* RECORDS FOR PROCESSING *
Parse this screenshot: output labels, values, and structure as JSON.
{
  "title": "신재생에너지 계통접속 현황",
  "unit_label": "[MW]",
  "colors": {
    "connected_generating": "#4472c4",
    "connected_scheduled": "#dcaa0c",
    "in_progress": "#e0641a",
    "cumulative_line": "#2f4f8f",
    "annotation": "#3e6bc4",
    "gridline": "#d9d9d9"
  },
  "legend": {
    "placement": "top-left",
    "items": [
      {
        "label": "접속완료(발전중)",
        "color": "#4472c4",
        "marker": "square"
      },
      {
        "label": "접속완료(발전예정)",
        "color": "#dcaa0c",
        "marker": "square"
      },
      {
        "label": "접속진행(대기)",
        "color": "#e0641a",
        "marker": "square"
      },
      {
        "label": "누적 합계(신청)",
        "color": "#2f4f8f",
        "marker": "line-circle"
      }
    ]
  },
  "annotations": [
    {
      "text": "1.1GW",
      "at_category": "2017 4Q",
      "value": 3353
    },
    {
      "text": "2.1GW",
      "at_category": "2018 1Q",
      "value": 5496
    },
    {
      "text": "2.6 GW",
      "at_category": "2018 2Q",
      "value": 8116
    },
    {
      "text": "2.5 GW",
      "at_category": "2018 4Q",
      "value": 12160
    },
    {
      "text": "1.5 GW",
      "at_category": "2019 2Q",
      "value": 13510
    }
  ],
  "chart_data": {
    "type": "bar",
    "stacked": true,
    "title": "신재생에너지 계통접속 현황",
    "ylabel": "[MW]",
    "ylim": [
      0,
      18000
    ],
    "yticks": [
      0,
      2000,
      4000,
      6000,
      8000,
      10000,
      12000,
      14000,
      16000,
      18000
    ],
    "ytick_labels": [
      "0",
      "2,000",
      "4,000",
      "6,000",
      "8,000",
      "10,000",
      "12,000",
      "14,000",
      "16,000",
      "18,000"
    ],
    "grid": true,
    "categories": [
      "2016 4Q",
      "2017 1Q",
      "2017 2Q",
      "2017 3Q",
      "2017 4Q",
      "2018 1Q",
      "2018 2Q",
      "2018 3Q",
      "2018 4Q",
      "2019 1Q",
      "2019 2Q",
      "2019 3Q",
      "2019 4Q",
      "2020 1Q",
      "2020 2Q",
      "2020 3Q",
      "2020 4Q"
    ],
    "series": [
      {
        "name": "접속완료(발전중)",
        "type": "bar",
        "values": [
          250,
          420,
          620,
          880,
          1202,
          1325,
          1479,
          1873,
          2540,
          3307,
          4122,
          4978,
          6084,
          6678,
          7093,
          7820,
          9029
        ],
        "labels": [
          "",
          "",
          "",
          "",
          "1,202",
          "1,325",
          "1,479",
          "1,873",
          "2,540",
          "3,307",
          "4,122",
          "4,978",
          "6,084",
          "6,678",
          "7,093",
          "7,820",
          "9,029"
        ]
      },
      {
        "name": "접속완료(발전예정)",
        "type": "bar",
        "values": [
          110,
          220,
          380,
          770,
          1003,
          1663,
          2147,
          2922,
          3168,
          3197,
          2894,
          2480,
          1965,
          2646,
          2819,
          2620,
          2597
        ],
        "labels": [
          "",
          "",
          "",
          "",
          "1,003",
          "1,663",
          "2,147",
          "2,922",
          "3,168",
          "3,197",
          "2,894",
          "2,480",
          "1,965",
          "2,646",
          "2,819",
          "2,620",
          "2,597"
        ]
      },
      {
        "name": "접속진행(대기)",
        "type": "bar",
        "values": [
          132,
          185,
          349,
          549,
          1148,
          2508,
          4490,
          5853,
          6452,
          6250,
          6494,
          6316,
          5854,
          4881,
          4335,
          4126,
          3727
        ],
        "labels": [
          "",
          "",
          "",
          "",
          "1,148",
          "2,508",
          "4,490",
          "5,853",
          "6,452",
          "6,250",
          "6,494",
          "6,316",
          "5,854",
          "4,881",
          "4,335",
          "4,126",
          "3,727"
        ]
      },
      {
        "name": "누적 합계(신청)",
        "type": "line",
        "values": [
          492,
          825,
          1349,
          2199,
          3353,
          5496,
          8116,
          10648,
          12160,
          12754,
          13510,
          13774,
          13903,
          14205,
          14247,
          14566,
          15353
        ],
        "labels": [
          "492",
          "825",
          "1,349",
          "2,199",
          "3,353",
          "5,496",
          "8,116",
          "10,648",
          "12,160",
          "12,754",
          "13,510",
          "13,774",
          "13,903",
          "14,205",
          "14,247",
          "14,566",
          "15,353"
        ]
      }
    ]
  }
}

* EXERCISE DIRECTIONS *
Return the whole listing exactly.

* CORRECT OUTPUT *
Parse this screenshot: output labels, values, and structure as JSON.
{
  "title": "신재생에너지 계통접속 현황",
  "unit_label": "[MW]",
  "colors": {
    "connected_generating": "#4472c4",
    "connected_scheduled": "#dcaa0c",
    "in_progress": "#e0641a",
    "cumulative_line": "#2f4f8f",
    "annotation": "#3e6bc4",
    "gridline": "#d9d9d9"
  },
  "legend": {
    "placement": "top-left",
    "items": [
      {
        "label": "접속완료(발전중)",
        "color": "#4472c4",
        "marker": "square"
      },
      {
        "label": "접속완료(발전예정)",
        "color": "#dcaa0c",
        "marker": "square"
      },
      {
        "label": "접속진행(대기)",
        "color": "#e0641a",
        "marker": "square"
      },
      {
        "label": "누적 합계(신청)",
        "color": "#2f4f8f",
        "marker": "line-circle"
      }
    ]
  },
  "annotations": [
    {
      "text": "1.1GW",
      "at_category": "2017 4Q",
      "value": 3353
    },
    {
      "text": "2.1GW",
      "at_category": "2018 1Q",
      "value": 5496
    },
    {
      "text": "2.6 GW",
      "at_category": "2018 2Q",
      "value": 8116
    },
    {
      "text": "2.5 GW",
      "at_category": "2018 4Q",
      "value": 12160
    },
    {
      "text": "1.5 GW",
      "at_category": "2019 2Q",
      "value": 13510
    }
  ],
  "chart_data": {
    "type": "bar",
    "stacked": true,
    "title": "신재생에너지 계통접속 현황",
    "ylabel": "[MW]",
    "ylim": [
      0,
      18000
    ],
    "yticks": [
      0,
      2000,
      4000,
      6000,
      8000,
      10000,
      12000,
      14000,
      16000,
      18000
    ],
    "ytick_labels": [
      "0",
      "2,000",
      "4,000",
      "6,000",
      "8,000",
      "10,000",
      "12,000",
      "14,000",
      "16,000",
      "18,000"
    ],
    "grid": true,
    "categories": [
      "2016 4Q",
      "2017 1Q",
      "2017 2Q",
      "2017 3Q",
      "2017 4Q",
      "2018 1Q",
      "2018 2Q",
      "2018 3Q",
      "2018 4Q",
      "2019 1Q",
      "2019 2Q",
      "2019 3Q",
      "2019 4Q",
      "2020 1Q",
      "2020 2Q",
      "2020 3Q",
      "2020 4Q"
    ],
    "series": [
      {
        "name": "접속완료(발전중)",
        "type": "bar",
        "values": [
          250,
          420,
          620,
          880,
          1202,
          1325,
          1479,
          1873,
          2540,
          3307,
          4122,
          4978,
          6084,
          6678,
          7093,
          7820,
          9029
        ],
        "labels": [
          "",
          "",
          "",
          "",
          "1,202",
          "1,325",
          "1,479",
          "1,873",
          "2,540",
          "3,307",
          "4,122",
          "4,978",
          "6,084",
          "6,678",
          "7,093",
          "7,820",
          "9,029"
        ]
      },
      {
        "name": "접속완료(발전예정)",
        "type": "bar",
        "values": [
          110,
          220,
          380,
          770,
          1003,
          1663,
          2147,
          2922,
          3168,
          3197,
          2894,
          2480,
          1965,
          2646,
          2819,
          2620,
          2597
        ],
        "labels": [
          "",
          "",
          "",
          "",
          "1,003",
          "1,663",
          "2,147",
          "2,922",
          "3,168",
          "3,197",
          "2,894",
          "2,480",
          "1,965",
          "2,646",
          "2,819",
          "2,620",
          "2,597"
        ]
      },
      {
        "name": "접속진행(대기)",
        "type": "bar",
        "values": [
          132,
          185,
          349,
          549,
          1148,
          2508,
          4490,
          5853,
          6452,
          6250,
          6494,
          6316,
          5854,
          4881,
          4335,
          4126,
          3727
        ],
        "labels": [
          "",
          "",
          "",
          "",
          "1,148",
          "2,508",
          "4,490",
          "5,853",
          "6,452",
          "6,250",
          "6,494",
          "6,316",
          "5,854",
          "4,881",
          "4,335",
          "4,126",
          "3,727"
        ]
      },
      {
        "name": "누적 합계(신청)",
        "type": "line",
        "values": [
          492,
          825,
          1349,
          2199,
          3353,
          5496,
          8116,
          10648,
          12160,
          12754,
          13510,
          13774,
          13903,
          14205,
          14247,
          14566,
          15353
        ],
        "labels": [
          "492",
          "825",
          "1,349",
          "2,199",
          "3,353",
          "5,496",
          "8,116",
          "10,648",
          "12,160",
          "12,754",
          "13,510",
          "13,774",
          "13,903",
          "14,205",
          "14,247",
          "14,566",
          "15,353"
        ]
      }
    ]
  }
}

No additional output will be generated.